EXERCISE TASK: Render the material again word for word, skipping the pictures in it.

RECORDS FOR THIS EXERCISE:
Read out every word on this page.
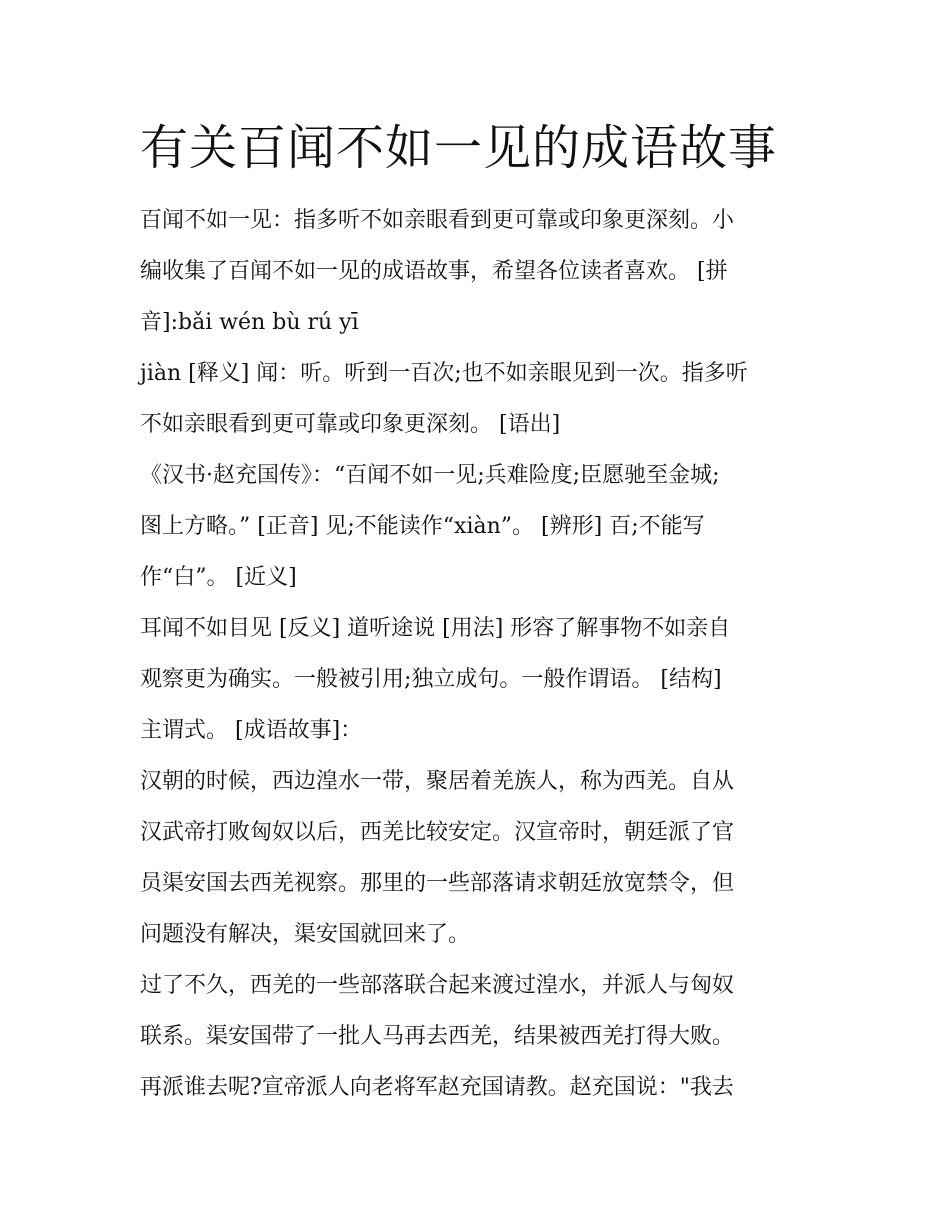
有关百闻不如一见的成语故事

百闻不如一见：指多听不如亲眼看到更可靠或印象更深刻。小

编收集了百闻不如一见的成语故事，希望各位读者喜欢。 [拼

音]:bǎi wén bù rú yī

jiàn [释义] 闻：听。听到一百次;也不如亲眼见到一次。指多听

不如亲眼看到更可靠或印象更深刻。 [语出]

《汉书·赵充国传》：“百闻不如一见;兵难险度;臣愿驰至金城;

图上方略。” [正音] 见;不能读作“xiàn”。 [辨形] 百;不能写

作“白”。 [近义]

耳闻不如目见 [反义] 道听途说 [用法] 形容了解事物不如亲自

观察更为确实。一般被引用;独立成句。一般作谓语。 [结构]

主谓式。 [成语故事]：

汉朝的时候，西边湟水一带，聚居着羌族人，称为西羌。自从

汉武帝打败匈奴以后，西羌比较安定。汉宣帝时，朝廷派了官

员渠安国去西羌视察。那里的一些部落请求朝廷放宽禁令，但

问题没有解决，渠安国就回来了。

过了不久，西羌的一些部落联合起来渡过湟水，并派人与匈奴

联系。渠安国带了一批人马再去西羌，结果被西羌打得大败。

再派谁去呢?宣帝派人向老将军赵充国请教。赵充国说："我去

SOLUTION TO THIS EXERCISE:
Read out every word on this page.
有关百闻不如一见的成语故事

百闻不如一见：指多听不如亲眼看到更可靠或印象更深刻。小

编收集了百闻不如一见的成语故事，希望各位读者喜欢。 [拼

音]:bǎi wén bù rú yī

jiàn [释义] 闻：听。听到一百次;也不如亲眼见到一次。指多听

不如亲眼看到更可靠或印象更深刻。 [语出]

《汉书·赵充国传》：“百闻不如一见;兵难险度;臣愿驰至金城;

图上方略。” [正音] 见;不能读作“xiàn”。 [辨形] 百;不能写

作“白”。 [近义]

耳闻不如目见 [反义] 道听途说 [用法] 形容了解事物不如亲自

观察更为确实。一般被引用;独立成句。一般作谓语。 [结构]

主谓式。 [成语故事]：

汉朝的时候，西边湟水一带，聚居着羌族人，称为西羌。自从

汉武帝打败匈奴以后，西羌比较安定。汉宣帝时，朝廷派了官

员渠安国去西羌视察。那里的一些部落请求朝廷放宽禁令，但

问题没有解决，渠安国就回来了。

过了不久，西羌的一些部落联合起来渡过湟水，并派人与匈奴

联系。渠安国带了一批人马再去西羌，结果被西羌打得大败。

再派谁去呢?宣帝派人向老将军赵充国请教。赵充国说："我去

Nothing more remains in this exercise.